__To be done__: Return all lines that include the string "terror".

__Exercise input__:
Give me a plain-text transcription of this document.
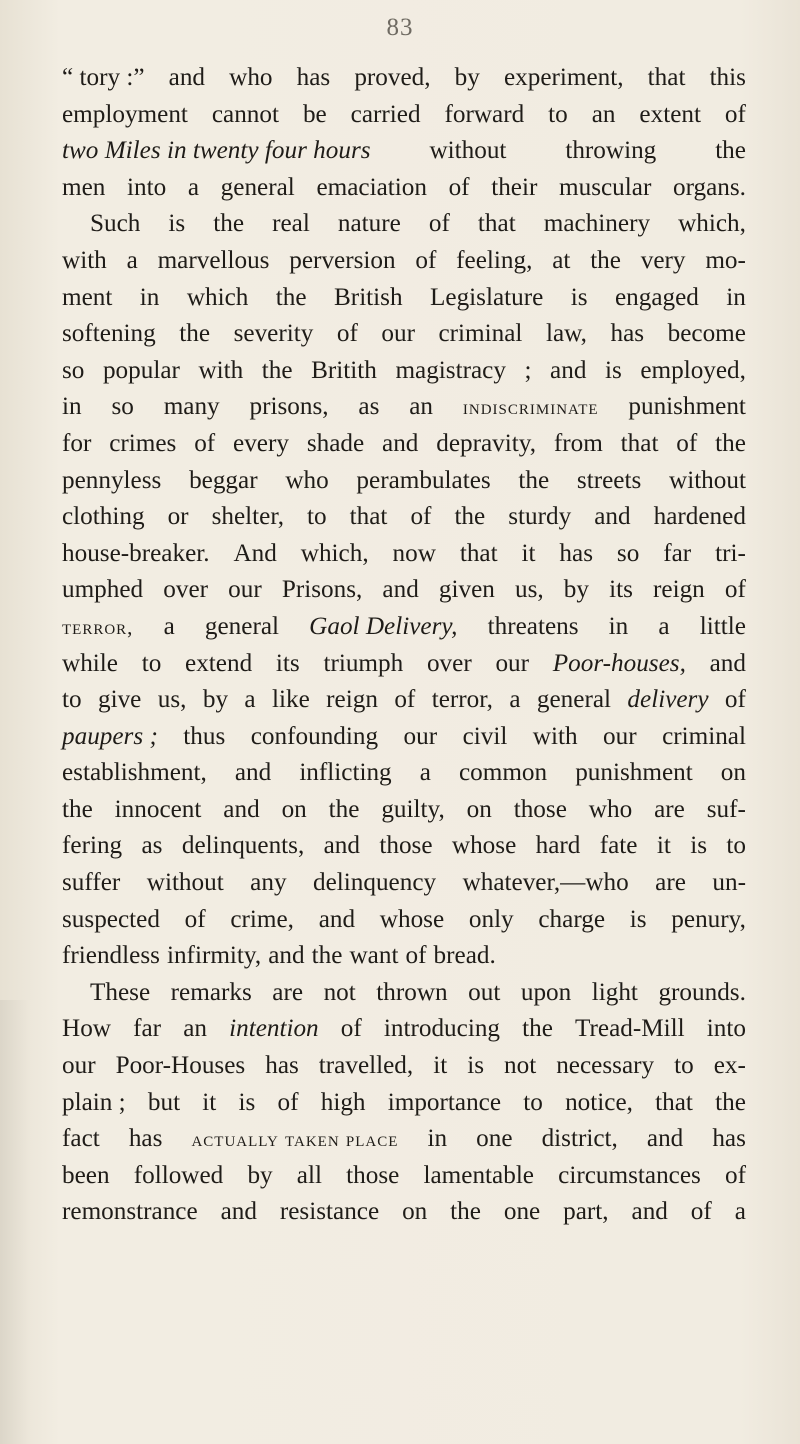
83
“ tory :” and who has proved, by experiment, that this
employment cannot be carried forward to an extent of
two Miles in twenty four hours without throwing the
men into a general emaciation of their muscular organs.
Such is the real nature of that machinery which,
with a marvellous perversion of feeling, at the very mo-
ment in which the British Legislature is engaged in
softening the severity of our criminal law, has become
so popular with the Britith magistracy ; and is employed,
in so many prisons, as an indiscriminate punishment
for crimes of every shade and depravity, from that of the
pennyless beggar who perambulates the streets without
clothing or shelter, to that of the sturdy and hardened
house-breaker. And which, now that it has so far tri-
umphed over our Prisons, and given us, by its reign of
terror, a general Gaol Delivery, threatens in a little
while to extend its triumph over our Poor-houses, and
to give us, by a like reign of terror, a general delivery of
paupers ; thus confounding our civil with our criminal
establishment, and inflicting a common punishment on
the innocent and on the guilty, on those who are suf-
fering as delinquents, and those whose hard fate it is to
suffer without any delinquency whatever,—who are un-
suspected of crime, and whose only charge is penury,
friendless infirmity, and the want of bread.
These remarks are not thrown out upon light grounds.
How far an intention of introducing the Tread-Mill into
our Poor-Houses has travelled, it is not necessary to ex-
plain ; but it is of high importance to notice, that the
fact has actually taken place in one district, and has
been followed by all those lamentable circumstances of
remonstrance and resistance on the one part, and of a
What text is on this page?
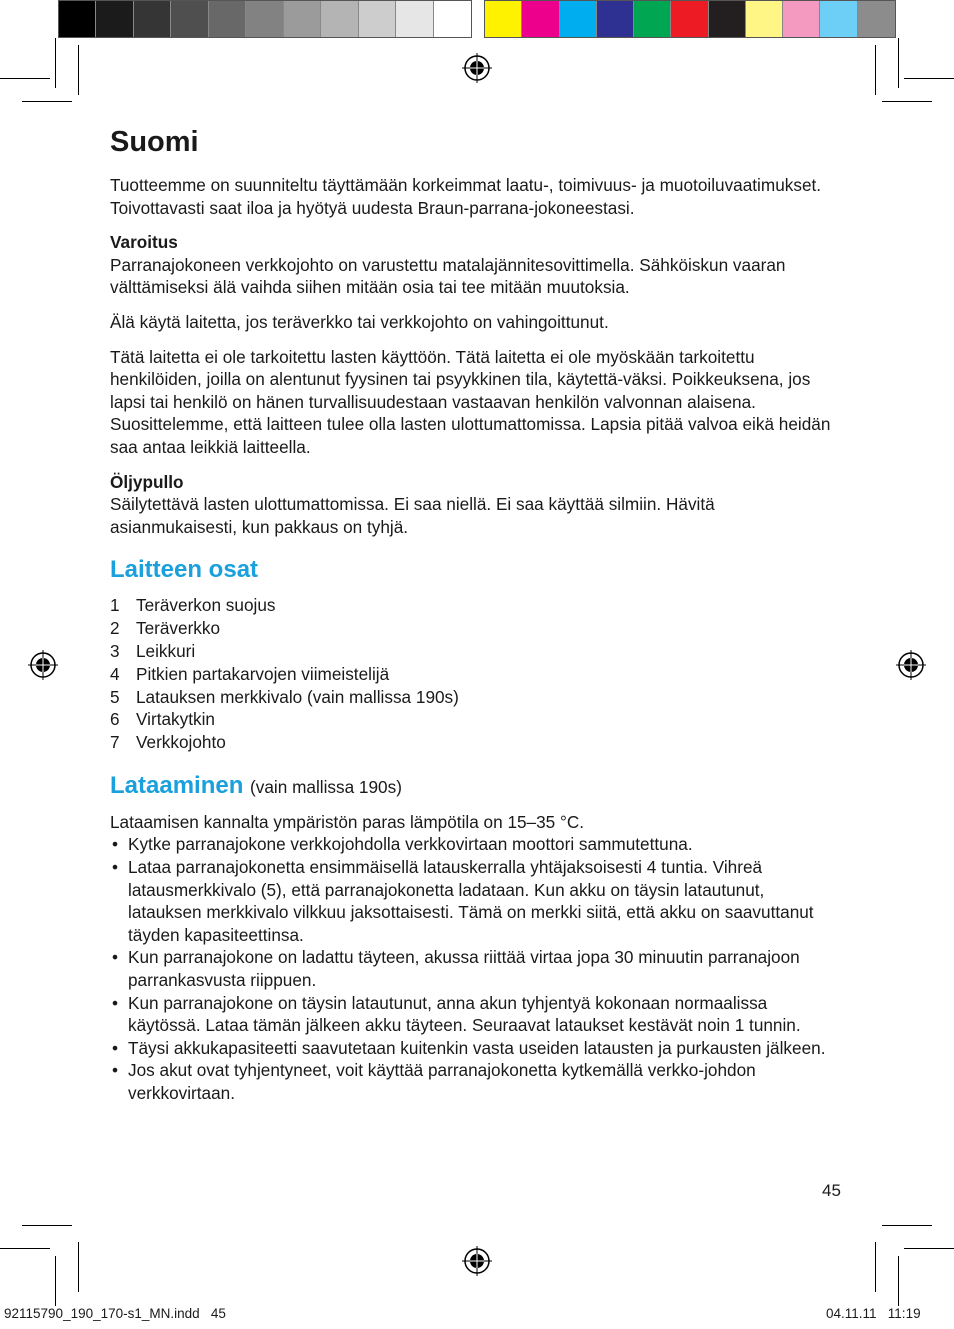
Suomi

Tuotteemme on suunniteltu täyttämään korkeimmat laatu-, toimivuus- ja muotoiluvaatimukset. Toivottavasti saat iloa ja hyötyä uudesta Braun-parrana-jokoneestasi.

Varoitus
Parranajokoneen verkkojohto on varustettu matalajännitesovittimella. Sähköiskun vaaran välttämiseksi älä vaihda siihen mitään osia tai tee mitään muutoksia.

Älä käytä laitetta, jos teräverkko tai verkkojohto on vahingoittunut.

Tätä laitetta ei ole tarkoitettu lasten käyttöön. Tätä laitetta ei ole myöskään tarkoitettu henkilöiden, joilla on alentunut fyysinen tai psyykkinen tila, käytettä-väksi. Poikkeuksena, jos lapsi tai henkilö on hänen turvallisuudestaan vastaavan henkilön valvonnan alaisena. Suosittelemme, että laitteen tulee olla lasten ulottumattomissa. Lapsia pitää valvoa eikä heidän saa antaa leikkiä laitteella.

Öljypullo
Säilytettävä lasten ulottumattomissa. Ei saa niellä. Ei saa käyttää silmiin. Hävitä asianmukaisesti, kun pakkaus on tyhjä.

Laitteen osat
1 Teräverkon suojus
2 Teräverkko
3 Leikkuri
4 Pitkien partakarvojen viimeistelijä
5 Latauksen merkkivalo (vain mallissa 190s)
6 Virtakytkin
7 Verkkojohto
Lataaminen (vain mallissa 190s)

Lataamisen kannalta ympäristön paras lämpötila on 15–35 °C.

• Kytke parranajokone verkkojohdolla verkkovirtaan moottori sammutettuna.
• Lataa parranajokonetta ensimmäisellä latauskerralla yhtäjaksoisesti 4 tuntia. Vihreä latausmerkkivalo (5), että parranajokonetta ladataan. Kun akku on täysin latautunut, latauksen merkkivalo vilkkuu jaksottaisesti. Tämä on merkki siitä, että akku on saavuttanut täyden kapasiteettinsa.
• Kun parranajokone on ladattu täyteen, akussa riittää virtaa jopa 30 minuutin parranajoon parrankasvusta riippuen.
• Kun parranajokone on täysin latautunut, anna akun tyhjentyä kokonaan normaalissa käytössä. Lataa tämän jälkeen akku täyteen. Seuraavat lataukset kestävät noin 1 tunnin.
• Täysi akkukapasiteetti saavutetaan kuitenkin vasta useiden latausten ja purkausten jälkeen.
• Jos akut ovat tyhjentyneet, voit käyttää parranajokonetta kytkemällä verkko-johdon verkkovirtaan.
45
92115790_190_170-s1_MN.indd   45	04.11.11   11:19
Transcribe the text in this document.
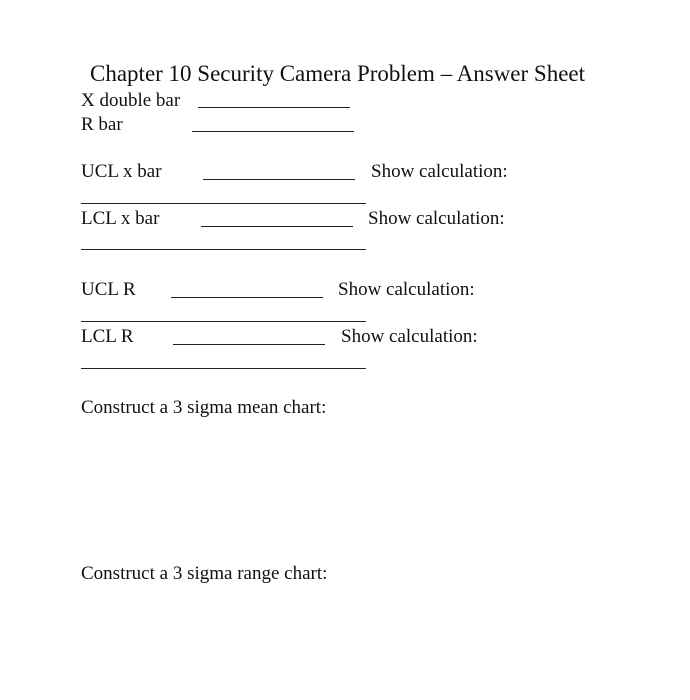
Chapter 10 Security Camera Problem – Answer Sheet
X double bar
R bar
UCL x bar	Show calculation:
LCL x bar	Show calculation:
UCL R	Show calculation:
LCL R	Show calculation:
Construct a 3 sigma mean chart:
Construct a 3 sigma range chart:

__Correct response__:
terror, a general Gaol Delivery, threatens in a little
to give us, by a like reign of terror, a general delivery of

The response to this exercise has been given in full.